_TASK INSTRUCTIONS_
Report the number of lines that hold the string "Столбчатая". Leave out any other text.
***** MATERIAL FOR THIS EXERCISE *****
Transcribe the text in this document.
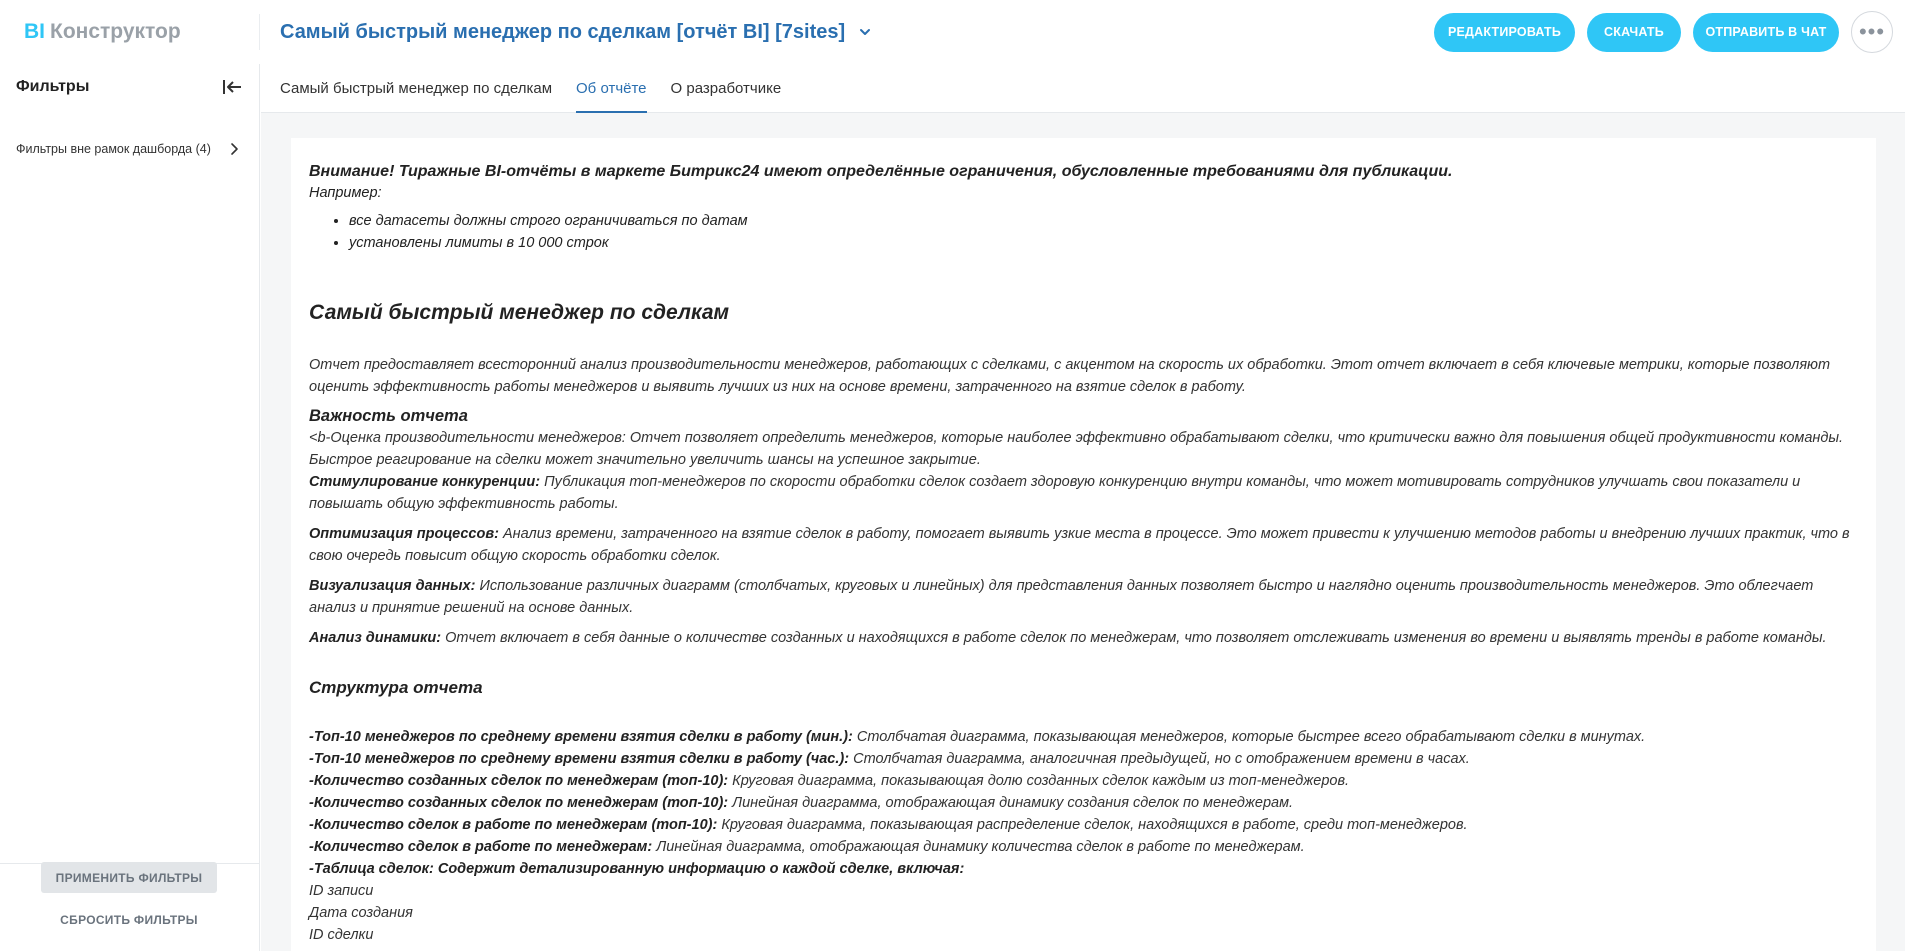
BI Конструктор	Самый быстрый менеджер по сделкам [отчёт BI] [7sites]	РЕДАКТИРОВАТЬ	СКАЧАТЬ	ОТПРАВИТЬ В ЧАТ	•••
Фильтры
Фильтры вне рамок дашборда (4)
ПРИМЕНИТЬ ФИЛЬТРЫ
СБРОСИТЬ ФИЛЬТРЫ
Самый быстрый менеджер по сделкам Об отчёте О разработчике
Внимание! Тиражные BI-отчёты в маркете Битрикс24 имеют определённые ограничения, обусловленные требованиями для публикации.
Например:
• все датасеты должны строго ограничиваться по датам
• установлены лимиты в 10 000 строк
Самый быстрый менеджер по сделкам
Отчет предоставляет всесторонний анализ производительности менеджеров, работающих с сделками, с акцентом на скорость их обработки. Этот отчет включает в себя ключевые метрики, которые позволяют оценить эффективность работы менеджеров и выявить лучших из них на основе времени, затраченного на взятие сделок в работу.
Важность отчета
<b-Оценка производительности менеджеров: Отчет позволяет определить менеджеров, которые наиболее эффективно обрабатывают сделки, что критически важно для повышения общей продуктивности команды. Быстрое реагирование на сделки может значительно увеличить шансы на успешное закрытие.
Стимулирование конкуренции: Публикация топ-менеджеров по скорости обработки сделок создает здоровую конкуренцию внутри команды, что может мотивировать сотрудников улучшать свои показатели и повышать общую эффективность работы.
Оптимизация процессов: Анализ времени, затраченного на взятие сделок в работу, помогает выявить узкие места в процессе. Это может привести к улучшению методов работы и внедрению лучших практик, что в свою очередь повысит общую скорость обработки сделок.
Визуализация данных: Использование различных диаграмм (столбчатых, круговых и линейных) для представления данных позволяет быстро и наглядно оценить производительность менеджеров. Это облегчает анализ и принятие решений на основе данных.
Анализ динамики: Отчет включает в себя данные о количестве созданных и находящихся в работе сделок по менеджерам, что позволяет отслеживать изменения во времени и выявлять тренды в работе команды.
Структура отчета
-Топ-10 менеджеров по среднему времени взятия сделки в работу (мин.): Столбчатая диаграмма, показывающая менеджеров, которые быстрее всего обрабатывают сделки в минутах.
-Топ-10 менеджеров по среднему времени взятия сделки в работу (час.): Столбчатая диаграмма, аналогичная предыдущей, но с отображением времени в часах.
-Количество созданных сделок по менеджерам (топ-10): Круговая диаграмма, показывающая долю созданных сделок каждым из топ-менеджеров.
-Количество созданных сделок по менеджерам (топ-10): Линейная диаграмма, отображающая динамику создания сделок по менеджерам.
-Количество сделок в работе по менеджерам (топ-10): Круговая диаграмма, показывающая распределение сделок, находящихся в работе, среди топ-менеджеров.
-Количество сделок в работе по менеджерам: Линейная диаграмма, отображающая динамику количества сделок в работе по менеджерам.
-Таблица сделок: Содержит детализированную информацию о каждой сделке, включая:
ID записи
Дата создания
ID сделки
*****
***** MATERIAL FOR THIS EXERCISE *****
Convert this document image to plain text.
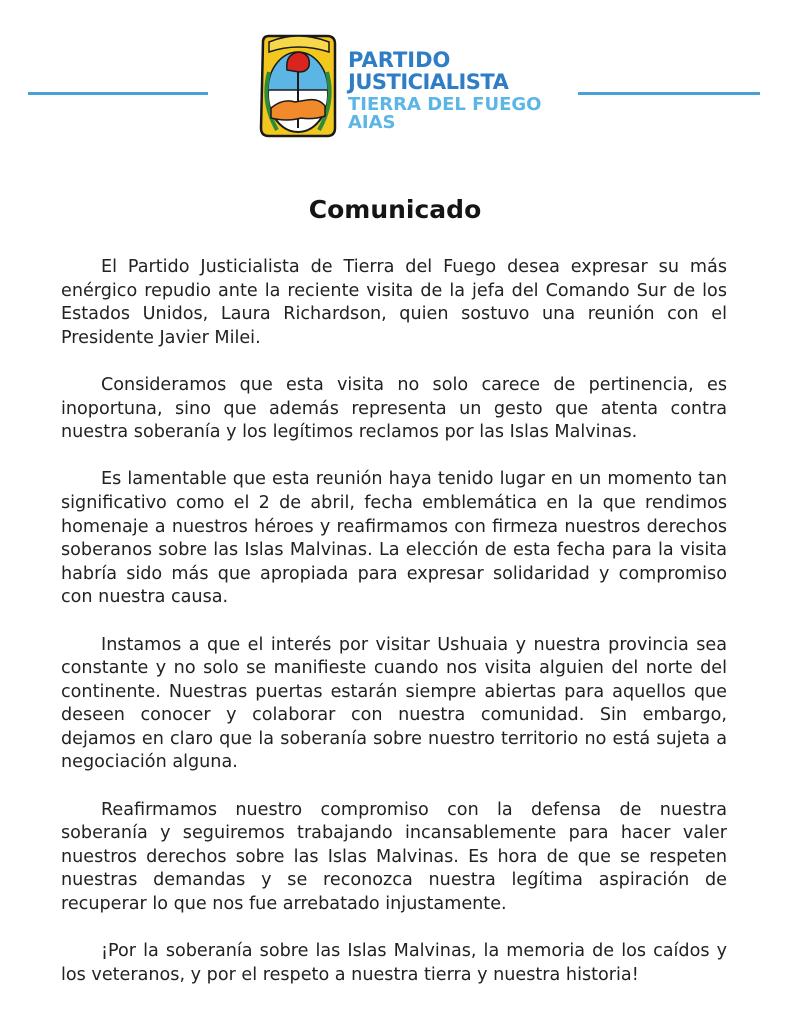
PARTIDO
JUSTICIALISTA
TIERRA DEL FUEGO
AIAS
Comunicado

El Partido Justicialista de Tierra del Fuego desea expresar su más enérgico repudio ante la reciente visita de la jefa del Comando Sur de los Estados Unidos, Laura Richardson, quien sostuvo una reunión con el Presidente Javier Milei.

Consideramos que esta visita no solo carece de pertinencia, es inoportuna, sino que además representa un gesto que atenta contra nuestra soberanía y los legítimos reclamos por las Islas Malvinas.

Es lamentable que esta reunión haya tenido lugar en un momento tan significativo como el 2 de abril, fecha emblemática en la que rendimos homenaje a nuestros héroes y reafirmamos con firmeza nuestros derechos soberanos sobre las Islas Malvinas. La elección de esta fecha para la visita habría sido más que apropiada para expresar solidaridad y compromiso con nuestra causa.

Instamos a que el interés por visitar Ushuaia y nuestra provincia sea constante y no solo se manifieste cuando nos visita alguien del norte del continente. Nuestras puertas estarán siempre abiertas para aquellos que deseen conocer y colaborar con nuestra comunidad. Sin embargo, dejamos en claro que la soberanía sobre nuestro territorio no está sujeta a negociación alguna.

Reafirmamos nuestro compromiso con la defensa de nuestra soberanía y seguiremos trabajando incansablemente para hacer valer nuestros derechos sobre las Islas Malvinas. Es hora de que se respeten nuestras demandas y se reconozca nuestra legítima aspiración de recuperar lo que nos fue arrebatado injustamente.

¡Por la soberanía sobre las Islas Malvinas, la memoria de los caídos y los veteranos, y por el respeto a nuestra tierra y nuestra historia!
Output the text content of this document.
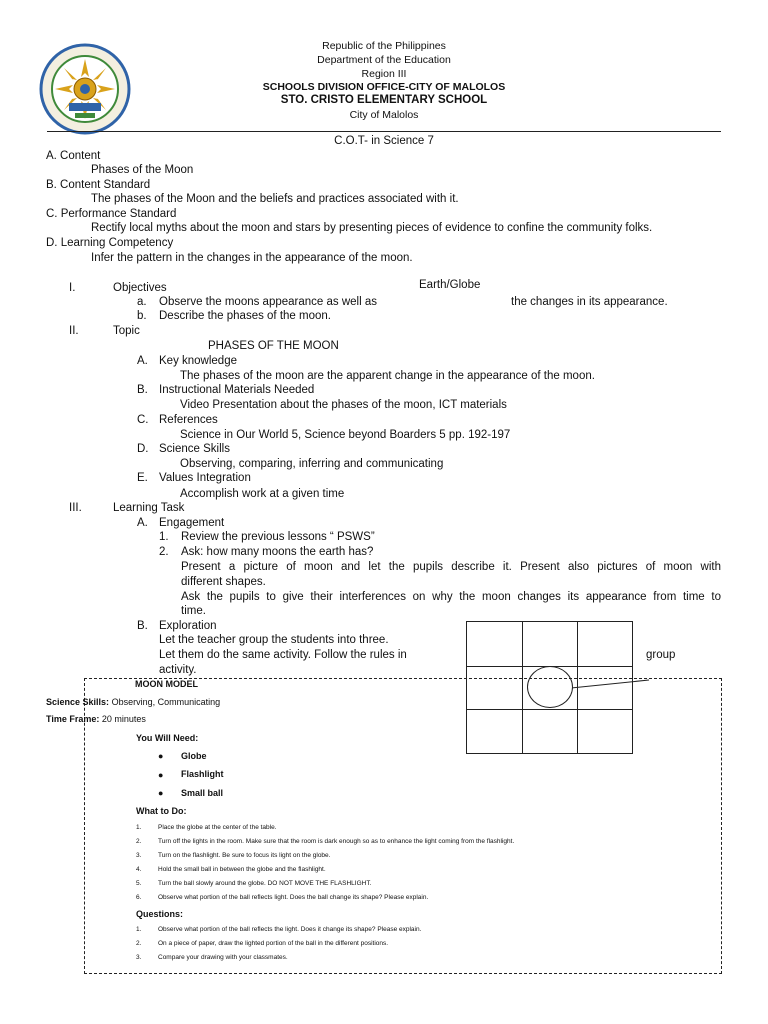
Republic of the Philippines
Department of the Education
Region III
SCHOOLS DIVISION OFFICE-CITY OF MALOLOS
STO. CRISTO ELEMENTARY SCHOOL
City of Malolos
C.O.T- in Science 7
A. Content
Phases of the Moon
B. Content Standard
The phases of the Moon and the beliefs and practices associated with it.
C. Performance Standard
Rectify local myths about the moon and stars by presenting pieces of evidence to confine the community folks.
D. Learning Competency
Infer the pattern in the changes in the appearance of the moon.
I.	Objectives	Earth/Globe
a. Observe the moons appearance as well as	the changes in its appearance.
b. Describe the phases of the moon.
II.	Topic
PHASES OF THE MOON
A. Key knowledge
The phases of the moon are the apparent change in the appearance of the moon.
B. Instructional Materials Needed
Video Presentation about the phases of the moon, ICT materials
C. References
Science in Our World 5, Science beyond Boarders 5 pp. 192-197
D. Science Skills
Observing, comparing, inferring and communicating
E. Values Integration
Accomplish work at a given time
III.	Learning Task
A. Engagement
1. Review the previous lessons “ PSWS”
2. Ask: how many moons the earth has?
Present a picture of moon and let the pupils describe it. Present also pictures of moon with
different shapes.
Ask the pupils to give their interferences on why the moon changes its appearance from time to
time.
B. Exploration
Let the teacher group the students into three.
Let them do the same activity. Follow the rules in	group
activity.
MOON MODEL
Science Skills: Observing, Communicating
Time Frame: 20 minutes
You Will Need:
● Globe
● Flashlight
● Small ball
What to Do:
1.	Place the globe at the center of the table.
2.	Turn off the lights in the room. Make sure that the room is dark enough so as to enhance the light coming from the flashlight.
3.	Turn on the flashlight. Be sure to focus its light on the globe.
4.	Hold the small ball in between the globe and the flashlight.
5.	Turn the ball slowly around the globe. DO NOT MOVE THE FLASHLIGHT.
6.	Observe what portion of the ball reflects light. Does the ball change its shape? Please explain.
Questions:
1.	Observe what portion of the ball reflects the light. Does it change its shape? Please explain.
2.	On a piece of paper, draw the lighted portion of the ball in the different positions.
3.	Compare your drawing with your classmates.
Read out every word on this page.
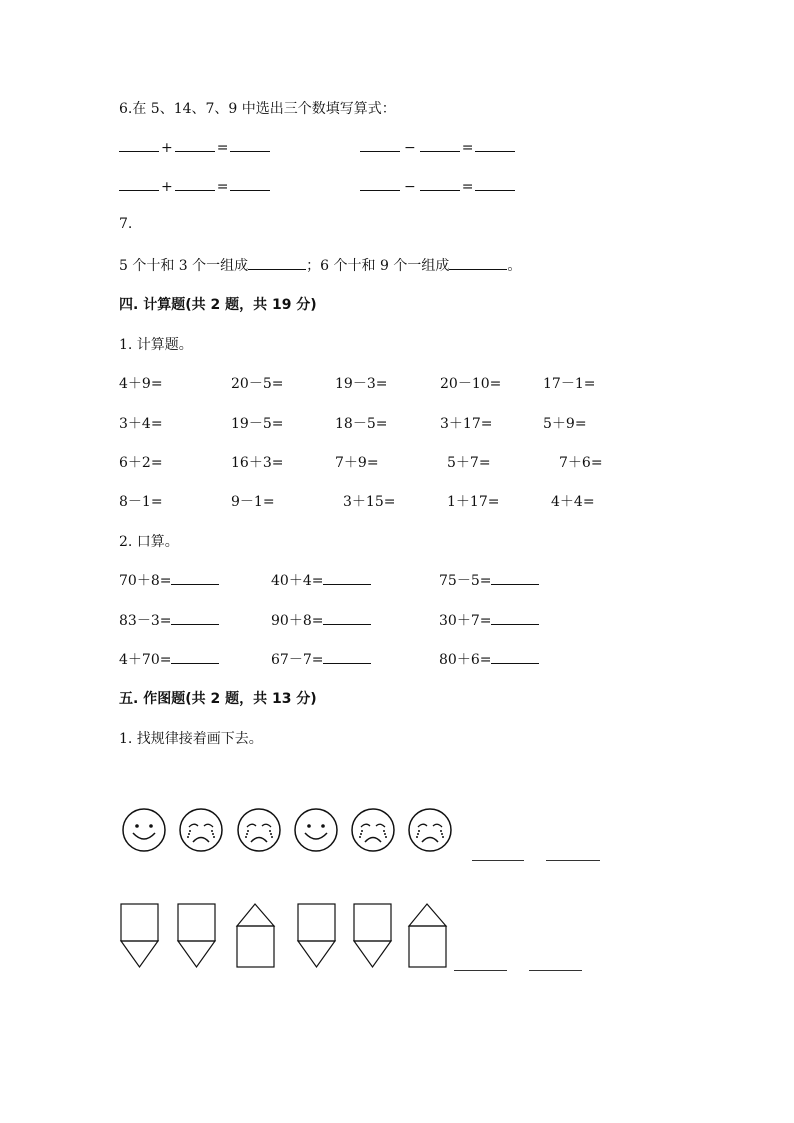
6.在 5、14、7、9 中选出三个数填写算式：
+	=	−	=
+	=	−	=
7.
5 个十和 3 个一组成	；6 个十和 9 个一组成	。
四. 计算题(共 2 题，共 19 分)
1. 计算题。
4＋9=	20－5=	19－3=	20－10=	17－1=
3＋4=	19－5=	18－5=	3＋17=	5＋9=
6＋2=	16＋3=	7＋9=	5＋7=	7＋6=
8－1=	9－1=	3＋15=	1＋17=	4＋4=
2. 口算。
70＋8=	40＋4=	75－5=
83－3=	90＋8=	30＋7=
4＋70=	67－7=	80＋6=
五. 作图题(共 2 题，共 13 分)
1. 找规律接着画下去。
*****
_COMPLETE OUTPUT_
2